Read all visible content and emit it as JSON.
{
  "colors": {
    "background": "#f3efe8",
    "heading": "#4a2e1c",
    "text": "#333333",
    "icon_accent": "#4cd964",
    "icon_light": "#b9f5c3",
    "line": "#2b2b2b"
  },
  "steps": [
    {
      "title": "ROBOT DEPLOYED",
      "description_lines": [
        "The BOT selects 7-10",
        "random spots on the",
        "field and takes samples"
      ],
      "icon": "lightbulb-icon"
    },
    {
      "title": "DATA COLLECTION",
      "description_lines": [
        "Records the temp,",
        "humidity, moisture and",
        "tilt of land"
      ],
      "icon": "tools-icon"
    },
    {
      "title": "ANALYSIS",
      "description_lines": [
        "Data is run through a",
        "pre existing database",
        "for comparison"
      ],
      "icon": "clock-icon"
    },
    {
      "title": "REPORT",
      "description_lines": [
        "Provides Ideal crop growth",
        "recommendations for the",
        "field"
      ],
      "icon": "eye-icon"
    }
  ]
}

────────

To do → Print all of the entries exactly as they appear.

Task solution →
Read all visible content and emit it as JSON.
{
  "colors": {
    "background": "#f3efe8",
    "heading": "#4a2e1c",
    "text": "#333333",
    "icon_accent": "#4cd964",
    "icon_light": "#b9f5c3",
    "line": "#2b2b2b"
  },
  "steps": [
    {
      "title": "ROBOT DEPLOYED",
      "description_lines": [
        "The BOT selects 7-10",
        "random spots on the",
        "field and takes samples"
      ],
      "icon": "lightbulb-icon"
    },
    {
      "title": "DATA COLLECTION",
      "description_lines": [
        "Records the temp,",
        "humidity, moisture and",
        "tilt of land"
      ],
      "icon": "tools-icon"
    },
    {
      "title": "ANALYSIS",
      "description_lines": [
        "Data is run through a",
        "pre existing database",
        "for comparison"
      ],
      "icon": "clock-icon"
    },
    {
      "title": "REPORT",
      "description_lines": [
        "Provides Ideal crop growth",
        "recommendations for the",
        "field"
      ],
      "icon": "eye-icon"
    }
  ]
}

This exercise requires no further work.